### Work instructions
Please retype the data in full and exactly; the pictures are not part of the copy.
──────── The input
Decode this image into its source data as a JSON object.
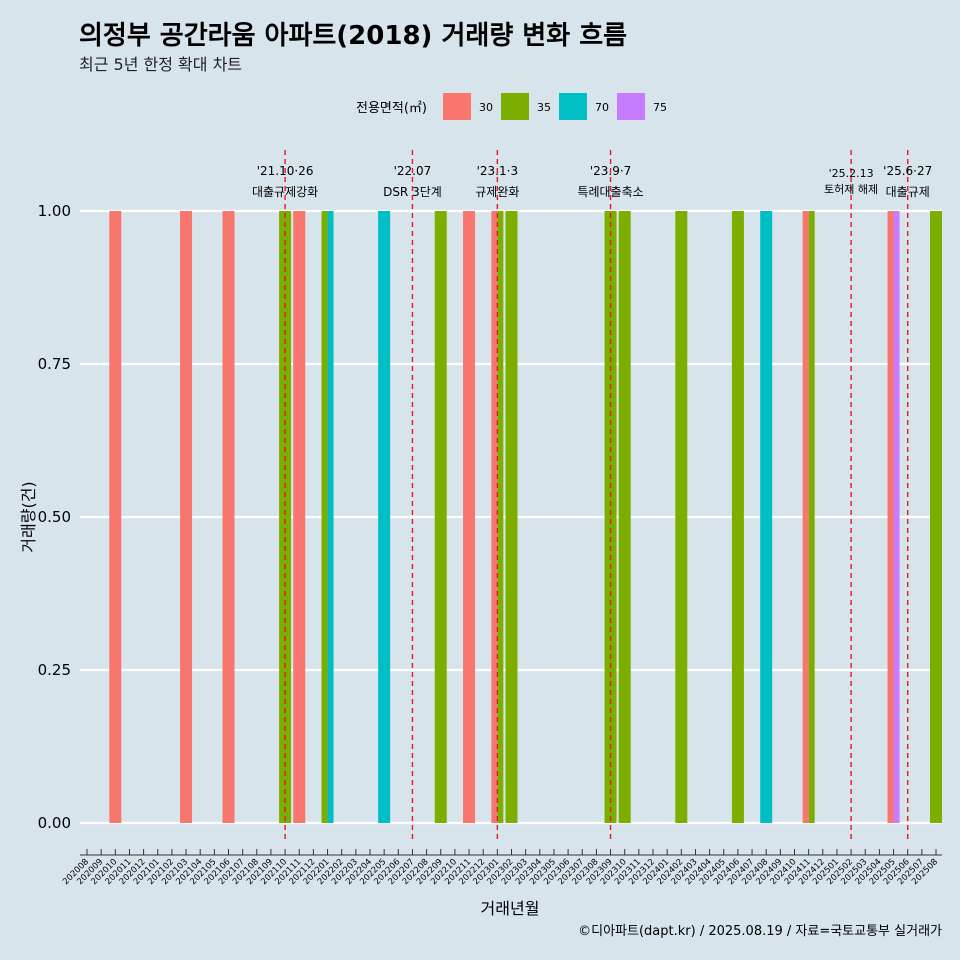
{
  "title": "의정부 공간라움 아파트(2018) 거래량 변화 흐름",
  "subtitle": "최근 5년 한정 확대 차트",
  "caption": "©디아파트(dapt.kr) / 2025.08.19 / 자료=국토교통부 실거래가",
  "colors": {
    "background": "#d8e4ec",
    "grid": "#ffffff",
    "event_line": "#e41a1c",
    "30": "#f8766d",
    "35": "#7cae00",
    "70": "#00bfc4",
    "75": "#c77cff"
  },
  "chart_data": {
    "type": "bar",
    "xlabel": "거래년월",
    "ylabel": "거래량(건)",
    "ylim": [
      0,
      1
    ],
    "yticks": [
      "0.00",
      "0.25",
      "0.50",
      "0.75",
      "1.00"
    ],
    "grid": true,
    "legend": {
      "title": "전용면적(㎡)",
      "position": "top",
      "entries": [
        "30",
        "35",
        "70",
        "75"
      ]
    },
    "categories": [
      "202008",
      "202009",
      "202010",
      "202011",
      "202012",
      "202101",
      "202102",
      "202103",
      "202104",
      "202105",
      "202106",
      "202107",
      "202108",
      "202109",
      "202110",
      "202111",
      "202112",
      "202201",
      "202202",
      "202203",
      "202204",
      "202205",
      "202206",
      "202207",
      "202208",
      "202209",
      "202210",
      "202211",
      "202212",
      "202301",
      "202302",
      "202303",
      "202304",
      "202305",
      "202306",
      "202307",
      "202308",
      "202309",
      "202310",
      "202311",
      "202312",
      "202401",
      "202402",
      "202403",
      "202404",
      "202405",
      "202406",
      "202407",
      "202408",
      "202409",
      "202410",
      "202411",
      "202412",
      "202501",
      "202502",
      "202503",
      "202504",
      "202505",
      "202506",
      "202507",
      "202508"
    ],
    "series": [
      {
        "name": "30",
        "points": [
          {
            "x": "202010",
            "y": 1
          },
          {
            "x": "202103",
            "y": 1
          },
          {
            "x": "202106",
            "y": 1
          },
          {
            "x": "202111",
            "y": 1
          },
          {
            "x": "202211",
            "y": 1
          },
          {
            "x": "202301",
            "y": 1
          },
          {
            "x": "202411",
            "y": 1
          },
          {
            "x": "202505",
            "y": 1
          }
        ]
      },
      {
        "name": "35",
        "points": [
          {
            "x": "202110",
            "y": 1
          },
          {
            "x": "202201",
            "y": 1
          },
          {
            "x": "202209",
            "y": 1
          },
          {
            "x": "202301",
            "y": 1
          },
          {
            "x": "202302",
            "y": 1
          },
          {
            "x": "202309",
            "y": 1
          },
          {
            "x": "202310",
            "y": 1
          },
          {
            "x": "202402",
            "y": 1
          },
          {
            "x": "202406",
            "y": 1
          },
          {
            "x": "202411",
            "y": 1
          },
          {
            "x": "202508",
            "y": 1
          }
        ]
      },
      {
        "name": "70",
        "points": [
          {
            "x": "202201",
            "y": 1
          },
          {
            "x": "202205",
            "y": 1
          },
          {
            "x": "202408",
            "y": 1
          }
        ]
      },
      {
        "name": "75",
        "points": [
          {
            "x": "202505",
            "y": 1
          }
        ]
      }
    ],
    "events": [
      {
        "date": "202110",
        "date_label": "'21.10·26",
        "label": "대출규제강화"
      },
      {
        "date": "202207",
        "date_label": "'22.07",
        "label": "DSR 3단계"
      },
      {
        "date": "202301",
        "date_label": "'23.1·3",
        "label": "규제완화"
      },
      {
        "date": "202309",
        "date_label": "'23.9·7",
        "label": "특례대출축소"
      },
      {
        "date": "202502",
        "date_label": "'25.2.13",
        "label": "토허제 해제"
      },
      {
        "date": "202506",
        "date_label": "'25.6·27",
        "label": "대출규제"
      }
    ]
  }
}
────────────────
### Output of the task
Decode this image into its source data as a JSON object.
{
  "title": "의정부 공간라움 아파트(2018) 거래량 변화 흐름",
  "subtitle": "최근 5년 한정 확대 차트",
  "caption": "©디아파트(dapt.kr) / 2025.08.19 / 자료=국토교통부 실거래가",
  "colors": {
    "background": "#d8e4ec",
    "grid": "#ffffff",
    "event_line": "#e41a1c",
    "30": "#f8766d",
    "35": "#7cae00",
    "70": "#00bfc4",
    "75": "#c77cff"
  },
  "chart_data": {
    "type": "bar",
    "xlabel": "거래년월",
    "ylabel": "거래량(건)",
    "ylim": [
      0,
      1
    ],
    "yticks": [
      "0.00",
      "0.25",
      "0.50",
      "0.75",
      "1.00"
    ],
    "grid": true,
    "legend": {
      "title": "전용면적(㎡)",
      "position": "top",
      "entries": [
        "30",
        "35",
        "70",
        "75"
      ]
    },
    "categories": [
      "202008",
      "202009",
      "202010",
      "202011",
      "202012",
      "202101",
      "202102",
      "202103",
      "202104",
      "202105",
      "202106",
      "202107",
      "202108",
      "202109",
      "202110",
      "202111",
      "202112",
      "202201",
      "202202",
      "202203",
      "202204",
      "202205",
      "202206",
      "202207",
      "202208",
      "202209",
      "202210",
      "202211",
      "202212",
      "202301",
      "202302",
      "202303",
      "202304",
      "202305",
      "202306",
      "202307",
      "202308",
      "202309",
      "202310",
      "202311",
      "202312",
      "202401",
      "202402",
      "202403",
      "202404",
      "202405",
      "202406",
      "202407",
      "202408",
      "202409",
      "202410",
      "202411",
      "202412",
      "202501",
      "202502",
      "202503",
      "202504",
      "202505",
      "202506",
      "202507",
      "202508"
    ],
    "series": [
      {
        "name": "30",
        "points": [
          {
            "x": "202010",
            "y": 1
          },
          {
            "x": "202103",
            "y": 1
          },
          {
            "x": "202106",
            "y": 1
          },
          {
            "x": "202111",
            "y": 1
          },
          {
            "x": "202211",
            "y": 1
          },
          {
            "x": "202301",
            "y": 1
          },
          {
            "x": "202411",
            "y": 1
          },
          {
            "x": "202505",
            "y": 1
          }
        ]
      },
      {
        "name": "35",
        "points": [
          {
            "x": "202110",
            "y": 1
          },
          {
            "x": "202201",
            "y": 1
          },
          {
            "x": "202209",
            "y": 1
          },
          {
            "x": "202301",
            "y": 1
          },
          {
            "x": "202302",
            "y": 1
          },
          {
            "x": "202309",
            "y": 1
          },
          {
            "x": "202310",
            "y": 1
          },
          {
            "x": "202402",
            "y": 1
          },
          {
            "x": "202406",
            "y": 1
          },
          {
            "x": "202411",
            "y": 1
          },
          {
            "x": "202508",
            "y": 1
          }
        ]
      },
      {
        "name": "70",
        "points": [
          {
            "x": "202201",
            "y": 1
          },
          {
            "x": "202205",
            "y": 1
          },
          {
            "x": "202408",
            "y": 1
          }
        ]
      },
      {
        "name": "75",
        "points": [
          {
            "x": "202505",
            "y": 1
          }
        ]
      }
    ],
    "events": [
      {
        "date": "202110",
        "date_label": "'21.10·26",
        "label": "대출규제강화"
      },
      {
        "date": "202207",
        "date_label": "'22.07",
        "label": "DSR 3단계"
      },
      {
        "date": "202301",
        "date_label": "'23.1·3",
        "label": "규제완화"
      },
      {
        "date": "202309",
        "date_label": "'23.9·7",
        "label": "특례대출축소"
      },
      {
        "date": "202502",
        "date_label": "'25.2.13",
        "label": "토허제 해제"
      },
      {
        "date": "202506",
        "date_label": "'25.6·27",
        "label": "대출규제"
      }
    ]
  }
}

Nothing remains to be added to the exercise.